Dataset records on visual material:
>> START

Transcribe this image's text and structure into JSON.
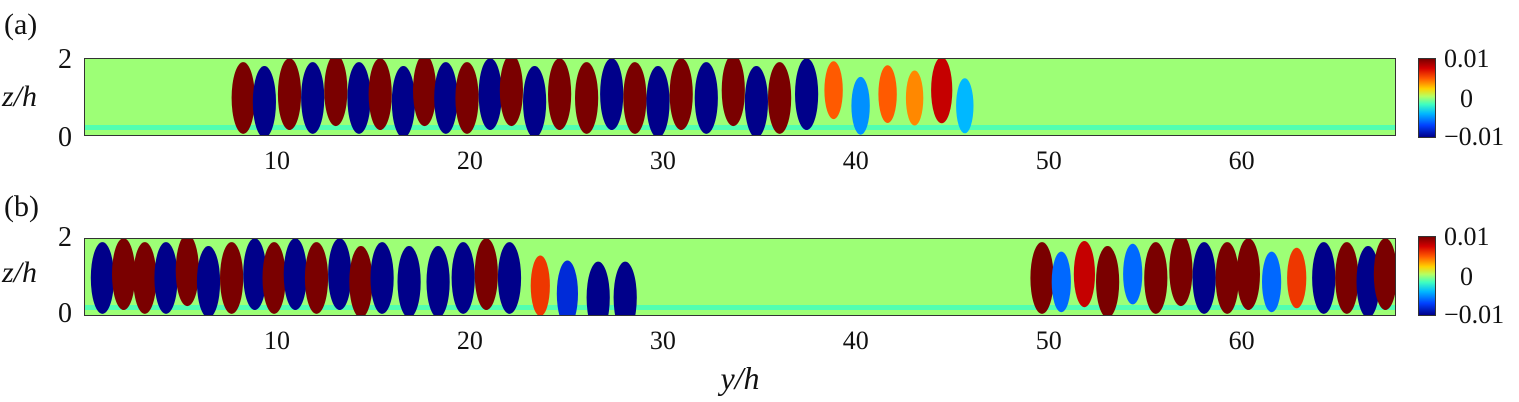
{
  "chart_data": [
    {
      "type": "heatmap",
      "panel_label": "(a)",
      "xlabel": "",
      "ylabel": "z/h",
      "xlim": [
        0,
        68
      ],
      "ylim": [
        0,
        2
      ],
      "x_ticks": [
        "10",
        "20",
        "30",
        "40",
        "50",
        "60"
      ],
      "y_ticks": [
        "2",
        "0"
      ],
      "colorbar": {
        "ticks": [
          "0.01",
          "0",
          "−0.01"
        ],
        "range": [
          -0.01,
          0.01
        ]
      },
      "structures": [
        {
          "y": 8.2,
          "z": 1.0,
          "value": 0.01
        },
        {
          "y": 9.3,
          "z": 0.9,
          "value": -0.01
        },
        {
          "y": 10.6,
          "z": 1.1,
          "value": 0.01
        },
        {
          "y": 11.8,
          "z": 1.0,
          "value": -0.01
        },
        {
          "y": 13.0,
          "z": 1.2,
          "value": 0.01
        },
        {
          "y": 14.2,
          "z": 1.0,
          "value": -0.01
        },
        {
          "y": 15.3,
          "z": 1.1,
          "value": 0.01
        },
        {
          "y": 16.5,
          "z": 0.9,
          "value": -0.01
        },
        {
          "y": 17.6,
          "z": 1.2,
          "value": 0.01
        },
        {
          "y": 18.7,
          "z": 1.0,
          "value": -0.01
        },
        {
          "y": 19.8,
          "z": 1.0,
          "value": 0.01
        },
        {
          "y": 21.0,
          "z": 1.1,
          "value": -0.01
        },
        {
          "y": 22.1,
          "z": 1.2,
          "value": 0.01
        },
        {
          "y": 23.3,
          "z": 0.9,
          "value": -0.01
        },
        {
          "y": 24.6,
          "z": 1.1,
          "value": 0.01
        },
        {
          "y": 26.0,
          "z": 1.0,
          "value": 0.01
        },
        {
          "y": 27.3,
          "z": 1.1,
          "value": -0.01
        },
        {
          "y": 28.5,
          "z": 1.0,
          "value": 0.01
        },
        {
          "y": 29.7,
          "z": 0.9,
          "value": -0.01
        },
        {
          "y": 30.9,
          "z": 1.1,
          "value": 0.01
        },
        {
          "y": 32.2,
          "z": 1.0,
          "value": -0.01
        },
        {
          "y": 33.6,
          "z": 1.2,
          "value": 0.01
        },
        {
          "y": 34.8,
          "z": 0.9,
          "value": -0.01
        },
        {
          "y": 36.0,
          "z": 1.0,
          "value": 0.01
        },
        {
          "y": 37.4,
          "z": 1.1,
          "value": -0.01
        },
        {
          "y": 38.8,
          "z": 1.2,
          "value": 0.005
        },
        {
          "y": 40.2,
          "z": 0.8,
          "value": -0.005
        },
        {
          "y": 41.6,
          "z": 1.1,
          "value": 0.005
        },
        {
          "y": 43.0,
          "z": 1.0,
          "value": 0.004
        },
        {
          "y": 44.4,
          "z": 1.2,
          "value": 0.008
        },
        {
          "y": 45.6,
          "z": 0.8,
          "value": -0.004
        }
      ]
    },
    {
      "type": "heatmap",
      "panel_label": "(b)",
      "xlabel": "y/h",
      "ylabel": "z/h",
      "xlim": [
        0,
        68
      ],
      "ylim": [
        0,
        2
      ],
      "x_ticks": [
        "10",
        "20",
        "30",
        "40",
        "50",
        "60"
      ],
      "y_ticks": [
        "2",
        "0"
      ],
      "colorbar": {
        "ticks": [
          "0.01",
          "0",
          "−0.01"
        ],
        "range": [
          -0.01,
          0.01
        ]
      },
      "structures": [
        {
          "y": 0.9,
          "z": 1.0,
          "value": -0.01
        },
        {
          "y": 2.0,
          "z": 1.1,
          "value": 0.01
        },
        {
          "y": 3.1,
          "z": 1.0,
          "value": 0.01
        },
        {
          "y": 4.2,
          "z": 1.0,
          "value": -0.01
        },
        {
          "y": 5.3,
          "z": 1.2,
          "value": 0.01
        },
        {
          "y": 6.4,
          "z": 0.9,
          "value": -0.01
        },
        {
          "y": 7.6,
          "z": 1.0,
          "value": 0.01
        },
        {
          "y": 8.8,
          "z": 1.1,
          "value": -0.01
        },
        {
          "y": 9.8,
          "z": 1.0,
          "value": 0.01
        },
        {
          "y": 10.9,
          "z": 1.1,
          "value": -0.01
        },
        {
          "y": 12.0,
          "z": 1.0,
          "value": 0.01
        },
        {
          "y": 13.2,
          "z": 1.1,
          "value": -0.01
        },
        {
          "y": 14.3,
          "z": 0.9,
          "value": 0.01
        },
        {
          "y": 15.4,
          "z": 1.0,
          "value": -0.01
        },
        {
          "y": 16.8,
          "z": 0.9,
          "value": -0.01
        },
        {
          "y": 18.3,
          "z": 0.9,
          "value": -0.01
        },
        {
          "y": 19.6,
          "z": 1.0,
          "value": -0.01
        },
        {
          "y": 20.8,
          "z": 1.1,
          "value": 0.01
        },
        {
          "y": 22.0,
          "z": 1.0,
          "value": -0.01
        },
        {
          "y": 23.6,
          "z": 0.8,
          "value": 0.006
        },
        {
          "y": 25.0,
          "z": 0.6,
          "value": -0.008
        },
        {
          "y": 26.6,
          "z": 0.5,
          "value": -0.01
        },
        {
          "y": 28.0,
          "z": 0.5,
          "value": -0.01
        },
        {
          "y": 49.6,
          "z": 1.0,
          "value": 0.01
        },
        {
          "y": 50.6,
          "z": 0.9,
          "value": -0.006
        },
        {
          "y": 51.8,
          "z": 1.1,
          "value": 0.008
        },
        {
          "y": 53.0,
          "z": 0.9,
          "value": 0.01
        },
        {
          "y": 54.3,
          "z": 1.1,
          "value": -0.006
        },
        {
          "y": 55.5,
          "z": 1.0,
          "value": 0.01
        },
        {
          "y": 56.8,
          "z": 1.2,
          "value": 0.01
        },
        {
          "y": 58.0,
          "z": 1.0,
          "value": -0.01
        },
        {
          "y": 59.2,
          "z": 1.0,
          "value": 0.01
        },
        {
          "y": 60.3,
          "z": 1.1,
          "value": 0.01
        },
        {
          "y": 61.5,
          "z": 0.9,
          "value": -0.006
        },
        {
          "y": 62.8,
          "z": 1.0,
          "value": 0.006
        },
        {
          "y": 64.2,
          "z": 1.0,
          "value": -0.01
        },
        {
          "y": 65.4,
          "z": 1.0,
          "value": 0.01
        },
        {
          "y": 66.5,
          "z": 0.9,
          "value": -0.01
        },
        {
          "y": 67.4,
          "z": 1.1,
          "value": 0.01
        }
      ]
    }
  ]
}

>> END

-- EXERCISE REQUIREMENTS --
Quote the records in their entirety, keeping the wording exact and excluding pictures.

-- TASK RESULT --
Transcribe this image's text and structure into JSON.
{
  "chart_data": [
    {
      "type": "heatmap",
      "panel_label": "(a)",
      "xlabel": "",
      "ylabel": "z/h",
      "xlim": [
        0,
        68
      ],
      "ylim": [
        0,
        2
      ],
      "x_ticks": [
        "10",
        "20",
        "30",
        "40",
        "50",
        "60"
      ],
      "y_ticks": [
        "2",
        "0"
      ],
      "colorbar": {
        "ticks": [
          "0.01",
          "0",
          "−0.01"
        ],
        "range": [
          -0.01,
          0.01
        ]
      },
      "structures": [
        {
          "y": 8.2,
          "z": 1.0,
          "value": 0.01
        },
        {
          "y": 9.3,
          "z": 0.9,
          "value": -0.01
        },
        {
          "y": 10.6,
          "z": 1.1,
          "value": 0.01
        },
        {
          "y": 11.8,
          "z": 1.0,
          "value": -0.01
        },
        {
          "y": 13.0,
          "z": 1.2,
          "value": 0.01
        },
        {
          "y": 14.2,
          "z": 1.0,
          "value": -0.01
        },
        {
          "y": 15.3,
          "z": 1.1,
          "value": 0.01
        },
        {
          "y": 16.5,
          "z": 0.9,
          "value": -0.01
        },
        {
          "y": 17.6,
          "z": 1.2,
          "value": 0.01
        },
        {
          "y": 18.7,
          "z": 1.0,
          "value": -0.01
        },
        {
          "y": 19.8,
          "z": 1.0,
          "value": 0.01
        },
        {
          "y": 21.0,
          "z": 1.1,
          "value": -0.01
        },
        {
          "y": 22.1,
          "z": 1.2,
          "value": 0.01
        },
        {
          "y": 23.3,
          "z": 0.9,
          "value": -0.01
        },
        {
          "y": 24.6,
          "z": 1.1,
          "value": 0.01
        },
        {
          "y": 26.0,
          "z": 1.0,
          "value": 0.01
        },
        {
          "y": 27.3,
          "z": 1.1,
          "value": -0.01
        },
        {
          "y": 28.5,
          "z": 1.0,
          "value": 0.01
        },
        {
          "y": 29.7,
          "z": 0.9,
          "value": -0.01
        },
        {
          "y": 30.9,
          "z": 1.1,
          "value": 0.01
        },
        {
          "y": 32.2,
          "z": 1.0,
          "value": -0.01
        },
        {
          "y": 33.6,
          "z": 1.2,
          "value": 0.01
        },
        {
          "y": 34.8,
          "z": 0.9,
          "value": -0.01
        },
        {
          "y": 36.0,
          "z": 1.0,
          "value": 0.01
        },
        {
          "y": 37.4,
          "z": 1.1,
          "value": -0.01
        },
        {
          "y": 38.8,
          "z": 1.2,
          "value": 0.005
        },
        {
          "y": 40.2,
          "z": 0.8,
          "value": -0.005
        },
        {
          "y": 41.6,
          "z": 1.1,
          "value": 0.005
        },
        {
          "y": 43.0,
          "z": 1.0,
          "value": 0.004
        },
        {
          "y": 44.4,
          "z": 1.2,
          "value": 0.008
        },
        {
          "y": 45.6,
          "z": 0.8,
          "value": -0.004
        }
      ]
    },
    {
      "type": "heatmap",
      "panel_label": "(b)",
      "xlabel": "y/h",
      "ylabel": "z/h",
      "xlim": [
        0,
        68
      ],
      "ylim": [
        0,
        2
      ],
      "x_ticks": [
        "10",
        "20",
        "30",
        "40",
        "50",
        "60"
      ],
      "y_ticks": [
        "2",
        "0"
      ],
      "colorbar": {
        "ticks": [
          "0.01",
          "0",
          "−0.01"
        ],
        "range": [
          -0.01,
          0.01
        ]
      },
      "structures": [
        {
          "y": 0.9,
          "z": 1.0,
          "value": -0.01
        },
        {
          "y": 2.0,
          "z": 1.1,
          "value": 0.01
        },
        {
          "y": 3.1,
          "z": 1.0,
          "value": 0.01
        },
        {
          "y": 4.2,
          "z": 1.0,
          "value": -0.01
        },
        {
          "y": 5.3,
          "z": 1.2,
          "value": 0.01
        },
        {
          "y": 6.4,
          "z": 0.9,
          "value": -0.01
        },
        {
          "y": 7.6,
          "z": 1.0,
          "value": 0.01
        },
        {
          "y": 8.8,
          "z": 1.1,
          "value": -0.01
        },
        {
          "y": 9.8,
          "z": 1.0,
          "value": 0.01
        },
        {
          "y": 10.9,
          "z": 1.1,
          "value": -0.01
        },
        {
          "y": 12.0,
          "z": 1.0,
          "value": 0.01
        },
        {
          "y": 13.2,
          "z": 1.1,
          "value": -0.01
        },
        {
          "y": 14.3,
          "z": 0.9,
          "value": 0.01
        },
        {
          "y": 15.4,
          "z": 1.0,
          "value": -0.01
        },
        {
          "y": 16.8,
          "z": 0.9,
          "value": -0.01
        },
        {
          "y": 18.3,
          "z": 0.9,
          "value": -0.01
        },
        {
          "y": 19.6,
          "z": 1.0,
          "value": -0.01
        },
        {
          "y": 20.8,
          "z": 1.1,
          "value": 0.01
        },
        {
          "y": 22.0,
          "z": 1.0,
          "value": -0.01
        },
        {
          "y": 23.6,
          "z": 0.8,
          "value": 0.006
        },
        {
          "y": 25.0,
          "z": 0.6,
          "value": -0.008
        },
        {
          "y": 26.6,
          "z": 0.5,
          "value": -0.01
        },
        {
          "y": 28.0,
          "z": 0.5,
          "value": -0.01
        },
        {
          "y": 49.6,
          "z": 1.0,
          "value": 0.01
        },
        {
          "y": 50.6,
          "z": 0.9,
          "value": -0.006
        },
        {
          "y": 51.8,
          "z": 1.1,
          "value": 0.008
        },
        {
          "y": 53.0,
          "z": 0.9,
          "value": 0.01
        },
        {
          "y": 54.3,
          "z": 1.1,
          "value": -0.006
        },
        {
          "y": 55.5,
          "z": 1.0,
          "value": 0.01
        },
        {
          "y": 56.8,
          "z": 1.2,
          "value": 0.01
        },
        {
          "y": 58.0,
          "z": 1.0,
          "value": -0.01
        },
        {
          "y": 59.2,
          "z": 1.0,
          "value": 0.01
        },
        {
          "y": 60.3,
          "z": 1.1,
          "value": 0.01
        },
        {
          "y": 61.5,
          "z": 0.9,
          "value": -0.006
        },
        {
          "y": 62.8,
          "z": 1.0,
          "value": 0.006
        },
        {
          "y": 64.2,
          "z": 1.0,
          "value": -0.01
        },
        {
          "y": 65.4,
          "z": 1.0,
          "value": 0.01
        },
        {
          "y": 66.5,
          "z": 0.9,
          "value": -0.01
        },
        {
          "y": 67.4,
          "z": 1.1,
          "value": 0.01
        }
      ]
    }
  ]
}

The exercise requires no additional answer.